> **REQUIRED WORK**:
An exact copy of the records is required, minus the pictures they hold.

--- start of DATA RECORDS ---

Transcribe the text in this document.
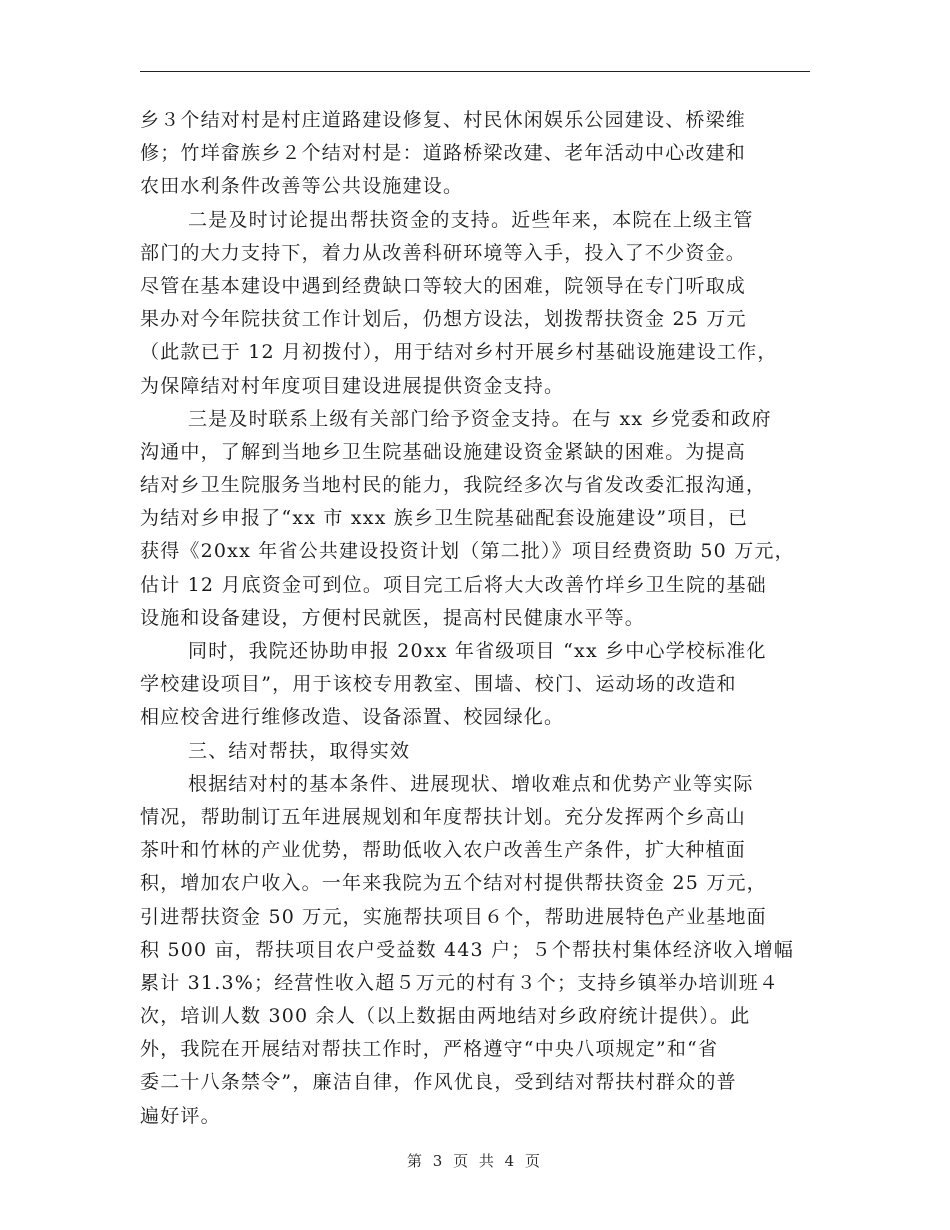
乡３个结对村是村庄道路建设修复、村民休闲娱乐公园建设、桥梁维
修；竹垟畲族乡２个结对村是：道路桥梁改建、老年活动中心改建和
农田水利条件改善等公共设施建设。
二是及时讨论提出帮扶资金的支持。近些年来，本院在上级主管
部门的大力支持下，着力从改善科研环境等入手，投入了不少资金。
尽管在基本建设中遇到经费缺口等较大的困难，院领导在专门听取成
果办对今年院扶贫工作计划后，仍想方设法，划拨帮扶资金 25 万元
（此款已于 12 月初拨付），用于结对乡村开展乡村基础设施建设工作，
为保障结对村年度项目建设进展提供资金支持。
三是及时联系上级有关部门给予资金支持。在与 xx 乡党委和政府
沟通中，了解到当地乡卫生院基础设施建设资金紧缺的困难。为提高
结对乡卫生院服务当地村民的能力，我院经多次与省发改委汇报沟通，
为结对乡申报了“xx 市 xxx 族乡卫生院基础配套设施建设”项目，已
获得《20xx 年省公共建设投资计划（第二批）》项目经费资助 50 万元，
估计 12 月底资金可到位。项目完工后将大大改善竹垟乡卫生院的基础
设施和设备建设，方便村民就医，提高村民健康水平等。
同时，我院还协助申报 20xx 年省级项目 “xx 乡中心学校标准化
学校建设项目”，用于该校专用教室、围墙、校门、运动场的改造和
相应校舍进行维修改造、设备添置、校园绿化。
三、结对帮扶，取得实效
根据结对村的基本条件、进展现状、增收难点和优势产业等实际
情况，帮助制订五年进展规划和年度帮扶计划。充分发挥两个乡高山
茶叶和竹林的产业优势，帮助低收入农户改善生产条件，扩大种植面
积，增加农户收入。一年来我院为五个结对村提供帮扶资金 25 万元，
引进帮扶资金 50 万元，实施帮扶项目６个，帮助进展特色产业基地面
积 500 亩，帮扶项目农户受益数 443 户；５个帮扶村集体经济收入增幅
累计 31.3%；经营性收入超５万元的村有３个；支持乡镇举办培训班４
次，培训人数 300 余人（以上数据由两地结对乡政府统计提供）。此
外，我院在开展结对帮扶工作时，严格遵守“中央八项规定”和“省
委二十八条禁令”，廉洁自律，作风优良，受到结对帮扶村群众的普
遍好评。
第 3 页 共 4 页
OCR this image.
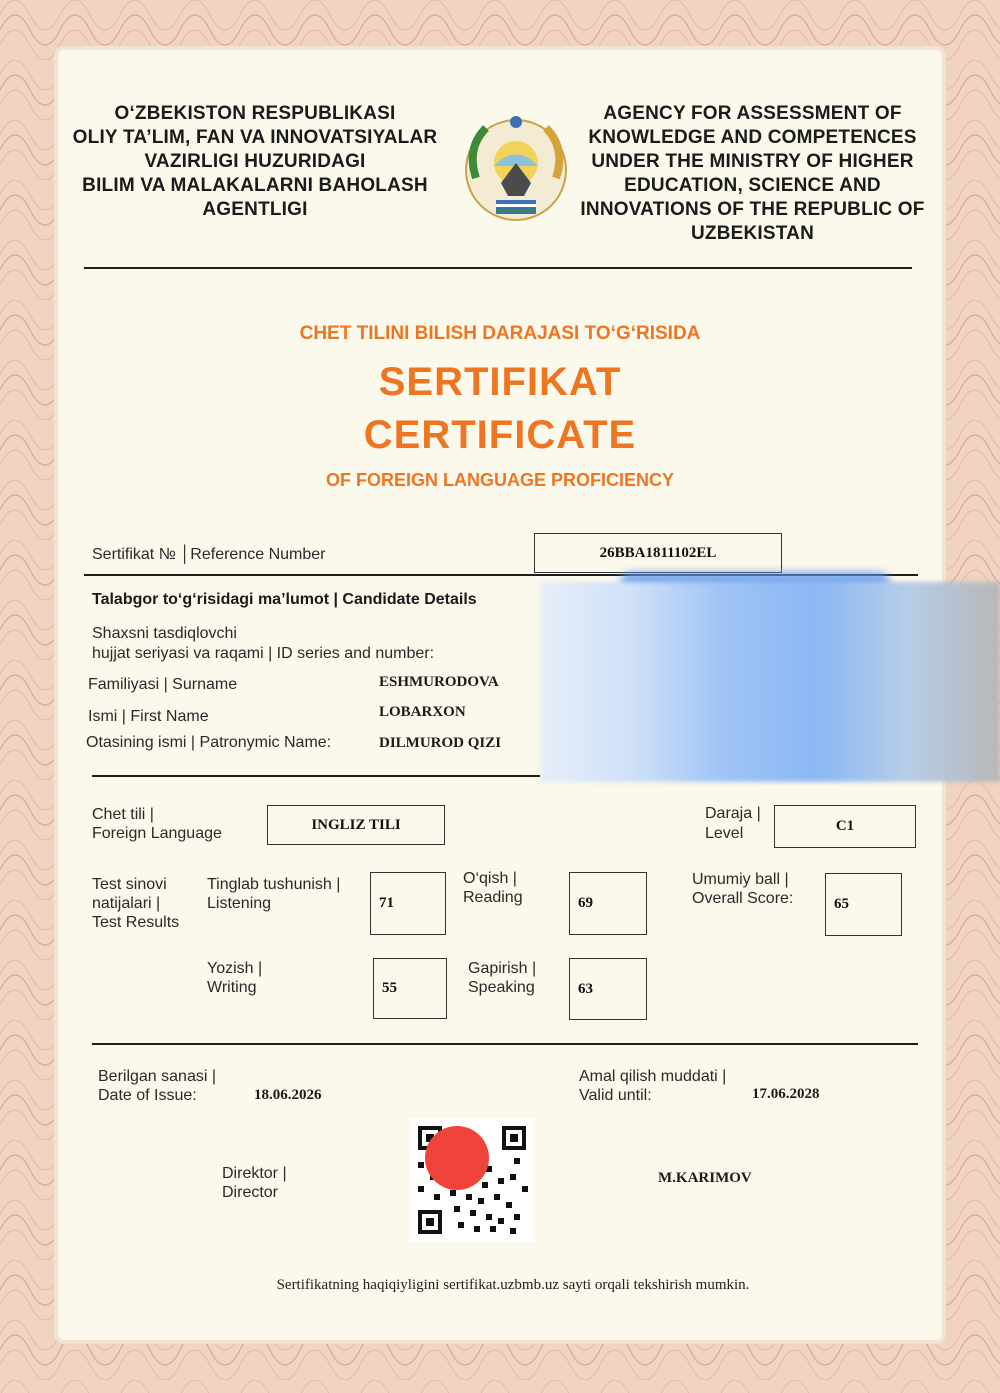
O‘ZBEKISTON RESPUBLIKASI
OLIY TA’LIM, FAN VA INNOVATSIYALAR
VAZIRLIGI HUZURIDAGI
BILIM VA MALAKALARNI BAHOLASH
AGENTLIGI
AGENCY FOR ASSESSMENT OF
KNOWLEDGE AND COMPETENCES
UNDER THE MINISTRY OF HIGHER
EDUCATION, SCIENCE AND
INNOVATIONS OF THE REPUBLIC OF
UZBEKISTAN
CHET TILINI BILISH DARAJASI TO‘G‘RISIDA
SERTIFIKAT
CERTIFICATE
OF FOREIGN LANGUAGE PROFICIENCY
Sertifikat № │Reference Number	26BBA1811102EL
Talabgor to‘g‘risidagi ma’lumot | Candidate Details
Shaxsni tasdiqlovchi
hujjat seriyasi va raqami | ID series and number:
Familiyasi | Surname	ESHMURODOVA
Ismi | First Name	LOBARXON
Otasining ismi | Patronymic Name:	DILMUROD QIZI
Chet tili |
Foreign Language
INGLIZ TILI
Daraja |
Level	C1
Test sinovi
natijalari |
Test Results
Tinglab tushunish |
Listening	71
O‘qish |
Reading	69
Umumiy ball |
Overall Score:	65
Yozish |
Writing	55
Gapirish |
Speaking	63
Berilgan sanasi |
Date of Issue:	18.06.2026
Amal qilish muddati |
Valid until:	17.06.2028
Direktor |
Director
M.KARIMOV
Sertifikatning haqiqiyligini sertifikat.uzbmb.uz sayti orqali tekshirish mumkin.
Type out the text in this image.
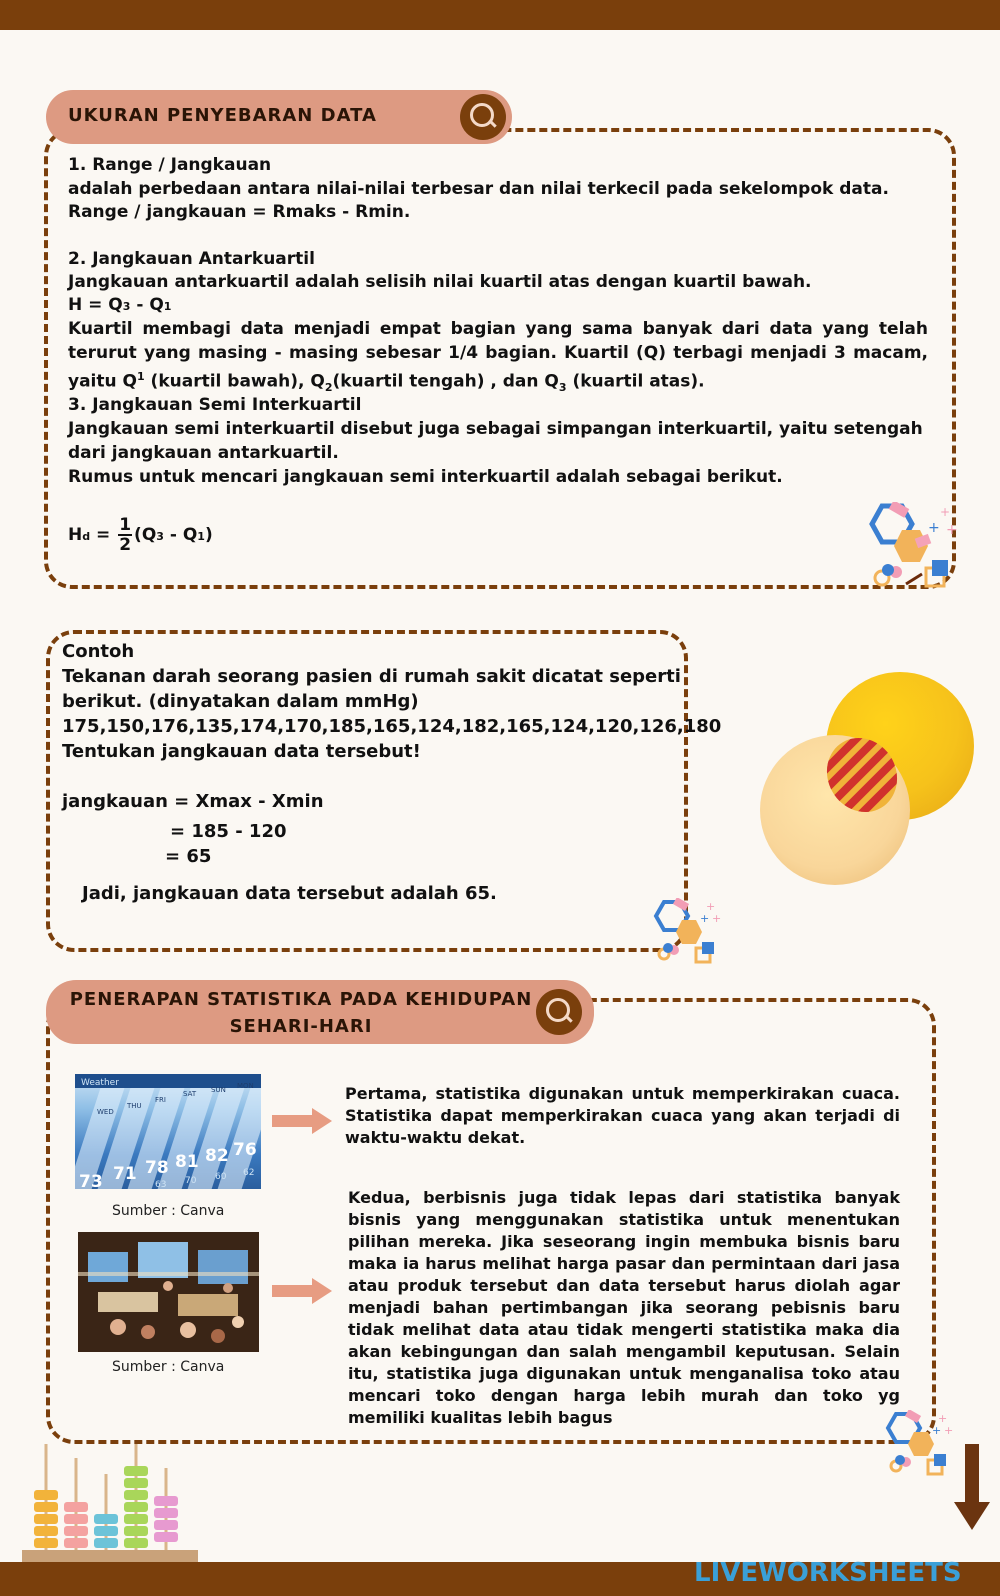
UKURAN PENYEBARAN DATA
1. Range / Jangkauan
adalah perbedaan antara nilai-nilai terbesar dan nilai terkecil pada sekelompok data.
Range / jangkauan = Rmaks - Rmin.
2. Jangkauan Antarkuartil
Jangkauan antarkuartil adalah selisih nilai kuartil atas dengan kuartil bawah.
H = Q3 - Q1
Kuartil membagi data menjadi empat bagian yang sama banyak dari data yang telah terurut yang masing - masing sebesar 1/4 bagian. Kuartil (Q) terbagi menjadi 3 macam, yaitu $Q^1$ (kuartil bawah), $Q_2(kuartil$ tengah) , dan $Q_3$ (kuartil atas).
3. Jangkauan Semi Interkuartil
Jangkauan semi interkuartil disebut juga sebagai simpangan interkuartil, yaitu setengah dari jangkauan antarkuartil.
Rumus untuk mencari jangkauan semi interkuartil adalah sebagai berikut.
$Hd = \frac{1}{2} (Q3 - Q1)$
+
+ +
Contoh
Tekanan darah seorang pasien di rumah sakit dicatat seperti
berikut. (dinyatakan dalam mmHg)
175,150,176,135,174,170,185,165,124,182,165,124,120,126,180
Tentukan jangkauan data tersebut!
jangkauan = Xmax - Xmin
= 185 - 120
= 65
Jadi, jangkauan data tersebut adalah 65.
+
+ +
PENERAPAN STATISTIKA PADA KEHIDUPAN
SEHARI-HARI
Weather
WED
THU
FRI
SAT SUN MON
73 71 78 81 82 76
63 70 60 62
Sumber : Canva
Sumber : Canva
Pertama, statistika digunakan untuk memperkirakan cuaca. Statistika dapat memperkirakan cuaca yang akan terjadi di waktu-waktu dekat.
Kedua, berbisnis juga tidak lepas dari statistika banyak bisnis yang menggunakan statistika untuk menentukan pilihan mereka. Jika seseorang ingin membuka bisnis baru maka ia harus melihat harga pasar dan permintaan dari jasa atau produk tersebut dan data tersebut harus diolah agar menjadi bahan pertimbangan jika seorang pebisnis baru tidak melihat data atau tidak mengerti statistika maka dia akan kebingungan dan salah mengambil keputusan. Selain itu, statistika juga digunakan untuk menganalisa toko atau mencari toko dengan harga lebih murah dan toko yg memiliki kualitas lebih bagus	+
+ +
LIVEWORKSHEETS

--- end of DATA RECORDS ---

> **ANSWER TO THE EXERCISE**:
Transcribe the text in this document.
乡３个结对村是村庄道路建设修复、村民休闲娱乐公园建设、桥梁维
修；竹垟畲族乡２个结对村是：道路桥梁改建、老年活动中心改建和
农田水利条件改善等公共设施建设。
二是及时讨论提出帮扶资金的支持。近些年来，本院在上级主管
部门的大力支持下，着力从改善科研环境等入手，投入了不少资金。
尽管在基本建设中遇到经费缺口等较大的困难，院领导在专门听取成
果办对今年院扶贫工作计划后，仍想方设法，划拨帮扶资金 25 万元
（此款已于 12 月初拨付），用于结对乡村开展乡村基础设施建设工作，
为保障结对村年度项目建设进展提供资金支持。
三是及时联系上级有关部门给予资金支持。在与 xx 乡党委和政府
沟通中，了解到当地乡卫生院基础设施建设资金紧缺的困难。为提高
结对乡卫生院服务当地村民的能力，我院经多次与省发改委汇报沟通，
为结对乡申报了“xx 市 xxx 族乡卫生院基础配套设施建设”项目，已
获得《20xx 年省公共建设投资计划（第二批）》项目经费资助 50 万元，
估计 12 月底资金可到位。项目完工后将大大改善竹垟乡卫生院的基础
设施和设备建设，方便村民就医，提高村民健康水平等。
同时，我院还协助申报 20xx 年省级项目 “xx 乡中心学校标准化
学校建设项目”，用于该校专用教室、围墙、校门、运动场的改造和
相应校舍进行维修改造、设备添置、校园绿化。
三、结对帮扶，取得实效
根据结对村的基本条件、进展现状、增收难点和优势产业等实际
情况，帮助制订五年进展规划和年度帮扶计划。充分发挥两个乡高山
茶叶和竹林的产业优势，帮助低收入农户改善生产条件，扩大种植面
积，增加农户收入。一年来我院为五个结对村提供帮扶资金 25 万元，
引进帮扶资金 50 万元，实施帮扶项目６个，帮助进展特色产业基地面
积 500 亩，帮扶项目农户受益数 443 户；５个帮扶村集体经济收入增幅
累计 31.3%；经营性收入超５万元的村有３个；支持乡镇举办培训班４
次，培训人数 300 余人（以上数据由两地结对乡政府统计提供）。此
外，我院在开展结对帮扶工作时，严格遵守“中央八项规定”和“省
委二十八条禁令”，廉洁自律，作风优良，受到结对帮扶村群众的普
遍好评。
第 3 页 共 4 页
OCR this image.
O‘ZBEKISTON RESPUBLIKASI
OLIY TA’LIM, FAN VA INNOVATSIYALAR
VAZIRLIGI HUZURIDAGI
BILIM VA MALAKALARNI BAHOLASH
AGENTLIGI
AGENCY FOR ASSESSMENT OF
KNOWLEDGE AND COMPETENCES
UNDER THE MINISTRY OF HIGHER
EDUCATION, SCIENCE AND
INNOVATIONS OF THE REPUBLIC OF
UZBEKISTAN
CHET TILINI BILISH DARAJASI TO‘G‘RISIDA
SERTIFIKAT
CERTIFICATE
OF FOREIGN LANGUAGE PROFICIENCY
Sertifikat № │Reference Number	26BBA1811102EL
Talabgor to‘g‘risidagi ma’lumot | Candidate Details
Shaxsni tasdiqlovchi
hujjat seriyasi va raqami | ID series and number:
Familiyasi | Surname	ESHMURODOVA
Ismi | First Name	LOBARXON
Otasining ismi | Patronymic Name:	DILMUROD QIZI
Chet tili |
Foreign Language
INGLIZ TILI
Daraja |
Level	C1
Test sinovi
natijalari |
Test Results
Tinglab tushunish |
Listening	71
O‘qish |
Reading	69
Umumiy ball |
Overall Score:	65
Yozish |
Writing	55
Gapirish |
Speaking	63
Berilgan sanasi |
Date of Issue:	18.06.2026
Amal qilish muddati |
Valid until:	17.06.2028
Direktor |
Director
M.KARIMOV
Sertifikatning haqiqiyligini sertifikat.uzbmb.uz sayti orqali tekshirish mumkin.
Type out the text in this image.
UKURAN PENYEBARAN DATA
1. Range / Jangkauan
adalah perbedaan antara nilai-nilai terbesar dan nilai terkecil pada sekelompok data.
Range / jangkauan = Rmaks - Rmin.
2. Jangkauan Antarkuartil
Jangkauan antarkuartil adalah selisih nilai kuartil atas dengan kuartil bawah.
H = Q3 - Q1
Kuartil membagi data menjadi empat bagian yang sama banyak dari data yang telah terurut yang masing - masing sebesar 1/4 bagian. Kuartil (Q) terbagi menjadi 3 macam, yaitu $Q^1$ (kuartil bawah), $Q_2(kuartil$ tengah) , dan $Q_3$ (kuartil atas).
3. Jangkauan Semi Interkuartil
Jangkauan semi interkuartil disebut juga sebagai simpangan interkuartil, yaitu setengah dari jangkauan antarkuartil.
Rumus untuk mencari jangkauan semi interkuartil adalah sebagai berikut.
$Hd = \frac{1}{2} (Q3 - Q1)$
+
+ +
Contoh
Tekanan darah seorang pasien di rumah sakit dicatat seperti
berikut. (dinyatakan dalam mmHg)
175,150,176,135,174,170,185,165,124,182,165,124,120,126,180
Tentukan jangkauan data tersebut!
jangkauan = Xmax - Xmin
= 185 - 120
= 65
Jadi, jangkauan data tersebut adalah 65.
+
+ +
PENERAPAN STATISTIKA PADA KEHIDUPAN
SEHARI-HARI
Weather
WED
THU
FRI
SAT SUN MON
73 71 78 81 82 76
63 70 60 62
Sumber : Canva
Sumber : Canva
Pertama, statistika digunakan untuk memperkirakan cuaca. Statistika dapat memperkirakan cuaca yang akan terjadi di waktu-waktu dekat.
Kedua, berbisnis juga tidak lepas dari statistika banyak bisnis yang menggunakan statistika untuk menentukan pilihan mereka. Jika seseorang ingin membuka bisnis baru maka ia harus melihat harga pasar dan permintaan dari jasa atau produk tersebut dan data tersebut harus diolah agar menjadi bahan pertimbangan jika seorang pebisnis baru tidak melihat data atau tidak mengerti statistika maka dia akan kebingungan dan salah mengambil keputusan. Selain itu, statistika juga digunakan untuk menganalisa toko atau mencari toko dengan harga lebih murah dan toko yg memiliki kualitas lebih bagus	+
+ +
LIVEWORKSHEETS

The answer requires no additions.